## Problem
Return all lines below containing the word "تلفن".

## Material supplied

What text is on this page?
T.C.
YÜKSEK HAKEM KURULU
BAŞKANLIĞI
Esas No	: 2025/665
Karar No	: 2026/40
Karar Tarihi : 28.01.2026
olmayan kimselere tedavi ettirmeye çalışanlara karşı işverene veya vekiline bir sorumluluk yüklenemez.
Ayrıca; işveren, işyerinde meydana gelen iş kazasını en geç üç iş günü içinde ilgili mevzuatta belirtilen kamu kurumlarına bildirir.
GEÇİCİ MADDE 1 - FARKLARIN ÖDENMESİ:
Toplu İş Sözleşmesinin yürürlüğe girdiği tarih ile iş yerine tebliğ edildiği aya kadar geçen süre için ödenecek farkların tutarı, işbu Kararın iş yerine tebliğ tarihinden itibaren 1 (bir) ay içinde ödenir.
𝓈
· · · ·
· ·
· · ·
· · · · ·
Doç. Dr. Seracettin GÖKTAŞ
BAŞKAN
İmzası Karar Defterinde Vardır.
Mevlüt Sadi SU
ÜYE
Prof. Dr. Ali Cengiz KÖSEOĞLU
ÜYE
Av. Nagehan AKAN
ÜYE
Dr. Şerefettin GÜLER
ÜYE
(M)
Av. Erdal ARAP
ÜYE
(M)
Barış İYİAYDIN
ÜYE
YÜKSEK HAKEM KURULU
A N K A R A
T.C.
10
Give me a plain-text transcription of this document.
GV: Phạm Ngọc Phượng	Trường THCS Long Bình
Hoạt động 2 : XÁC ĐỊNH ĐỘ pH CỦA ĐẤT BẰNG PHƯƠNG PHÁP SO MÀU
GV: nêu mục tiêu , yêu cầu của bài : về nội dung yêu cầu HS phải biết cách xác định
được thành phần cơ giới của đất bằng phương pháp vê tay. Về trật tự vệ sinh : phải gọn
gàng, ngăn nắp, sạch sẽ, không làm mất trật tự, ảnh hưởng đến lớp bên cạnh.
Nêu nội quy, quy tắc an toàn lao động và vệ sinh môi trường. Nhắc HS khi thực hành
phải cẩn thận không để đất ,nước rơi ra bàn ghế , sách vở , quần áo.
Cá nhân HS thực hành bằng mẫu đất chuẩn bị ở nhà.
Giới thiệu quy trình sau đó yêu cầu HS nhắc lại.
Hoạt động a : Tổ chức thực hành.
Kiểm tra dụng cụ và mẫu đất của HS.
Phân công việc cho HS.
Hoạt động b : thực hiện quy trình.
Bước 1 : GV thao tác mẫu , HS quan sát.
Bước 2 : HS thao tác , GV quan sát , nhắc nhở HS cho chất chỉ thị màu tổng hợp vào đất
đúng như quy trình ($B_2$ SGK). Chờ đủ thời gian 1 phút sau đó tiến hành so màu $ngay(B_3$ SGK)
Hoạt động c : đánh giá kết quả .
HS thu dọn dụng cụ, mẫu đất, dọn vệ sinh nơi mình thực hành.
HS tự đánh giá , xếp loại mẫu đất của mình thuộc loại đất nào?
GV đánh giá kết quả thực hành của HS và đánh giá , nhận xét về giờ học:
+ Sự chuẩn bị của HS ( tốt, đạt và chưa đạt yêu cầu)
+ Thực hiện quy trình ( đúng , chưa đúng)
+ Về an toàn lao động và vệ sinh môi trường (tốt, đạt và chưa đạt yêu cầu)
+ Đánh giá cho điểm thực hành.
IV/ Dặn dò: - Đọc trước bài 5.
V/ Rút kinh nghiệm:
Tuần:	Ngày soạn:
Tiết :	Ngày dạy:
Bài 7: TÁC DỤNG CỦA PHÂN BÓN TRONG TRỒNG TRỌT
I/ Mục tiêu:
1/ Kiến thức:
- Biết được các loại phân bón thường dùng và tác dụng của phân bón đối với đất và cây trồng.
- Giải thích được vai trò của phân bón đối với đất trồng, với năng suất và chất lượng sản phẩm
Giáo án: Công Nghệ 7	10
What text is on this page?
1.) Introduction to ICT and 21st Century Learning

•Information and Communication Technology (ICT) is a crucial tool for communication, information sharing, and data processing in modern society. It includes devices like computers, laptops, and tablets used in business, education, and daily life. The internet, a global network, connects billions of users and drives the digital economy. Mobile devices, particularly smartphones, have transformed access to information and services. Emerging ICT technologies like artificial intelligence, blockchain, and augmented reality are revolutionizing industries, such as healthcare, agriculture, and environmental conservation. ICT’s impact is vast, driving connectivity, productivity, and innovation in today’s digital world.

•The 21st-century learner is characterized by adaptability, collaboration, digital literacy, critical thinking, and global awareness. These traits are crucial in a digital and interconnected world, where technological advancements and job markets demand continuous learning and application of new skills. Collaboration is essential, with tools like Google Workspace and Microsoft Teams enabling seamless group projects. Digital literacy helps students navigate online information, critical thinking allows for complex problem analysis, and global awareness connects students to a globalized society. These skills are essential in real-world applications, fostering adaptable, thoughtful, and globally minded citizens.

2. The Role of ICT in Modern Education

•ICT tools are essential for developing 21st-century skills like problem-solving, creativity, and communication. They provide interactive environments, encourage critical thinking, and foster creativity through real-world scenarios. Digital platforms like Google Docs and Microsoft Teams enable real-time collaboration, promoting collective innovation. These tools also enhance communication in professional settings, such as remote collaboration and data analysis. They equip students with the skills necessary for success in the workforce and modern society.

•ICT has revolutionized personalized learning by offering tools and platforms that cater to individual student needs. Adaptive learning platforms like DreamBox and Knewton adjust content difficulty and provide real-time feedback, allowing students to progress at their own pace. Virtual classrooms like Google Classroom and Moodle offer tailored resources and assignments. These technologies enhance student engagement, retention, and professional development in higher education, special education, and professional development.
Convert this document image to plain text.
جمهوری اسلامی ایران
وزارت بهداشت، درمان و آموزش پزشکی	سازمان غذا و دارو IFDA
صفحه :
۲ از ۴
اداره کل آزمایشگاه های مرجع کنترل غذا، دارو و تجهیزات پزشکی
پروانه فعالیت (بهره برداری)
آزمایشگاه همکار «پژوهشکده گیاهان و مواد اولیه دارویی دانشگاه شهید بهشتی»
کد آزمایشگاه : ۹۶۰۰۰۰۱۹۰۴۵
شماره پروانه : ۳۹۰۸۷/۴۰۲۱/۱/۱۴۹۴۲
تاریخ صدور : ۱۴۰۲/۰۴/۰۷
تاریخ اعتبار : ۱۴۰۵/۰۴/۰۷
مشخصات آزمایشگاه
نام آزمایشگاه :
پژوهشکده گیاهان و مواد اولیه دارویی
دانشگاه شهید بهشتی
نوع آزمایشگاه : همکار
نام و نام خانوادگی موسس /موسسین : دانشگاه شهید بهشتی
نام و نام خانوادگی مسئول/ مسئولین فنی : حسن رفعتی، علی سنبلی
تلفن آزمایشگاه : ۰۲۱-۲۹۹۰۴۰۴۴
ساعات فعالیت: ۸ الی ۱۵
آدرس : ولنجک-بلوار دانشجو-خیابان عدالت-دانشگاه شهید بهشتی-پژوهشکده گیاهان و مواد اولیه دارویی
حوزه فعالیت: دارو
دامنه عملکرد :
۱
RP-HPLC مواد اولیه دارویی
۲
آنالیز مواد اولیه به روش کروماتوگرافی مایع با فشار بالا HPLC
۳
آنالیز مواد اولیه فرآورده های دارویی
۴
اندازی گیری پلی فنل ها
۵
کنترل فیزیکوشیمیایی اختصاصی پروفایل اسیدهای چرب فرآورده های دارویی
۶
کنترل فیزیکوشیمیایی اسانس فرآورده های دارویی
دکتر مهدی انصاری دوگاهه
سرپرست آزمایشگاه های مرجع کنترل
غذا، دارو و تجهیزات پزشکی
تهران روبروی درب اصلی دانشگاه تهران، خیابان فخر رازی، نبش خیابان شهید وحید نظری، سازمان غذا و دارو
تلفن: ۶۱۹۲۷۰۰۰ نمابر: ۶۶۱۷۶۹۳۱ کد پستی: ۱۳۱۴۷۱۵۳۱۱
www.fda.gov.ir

## Result of this task
تلفن آزمایشگاه : ۰۲۱-۲۹۹۰۴۰۴۴
تلفن: ۶۱۹۲۷۰۰۰ نمابر: ۶۶۱۷۶۹۳۱ کد پستی: ۱۳۱۴۷۱۵۳۱۱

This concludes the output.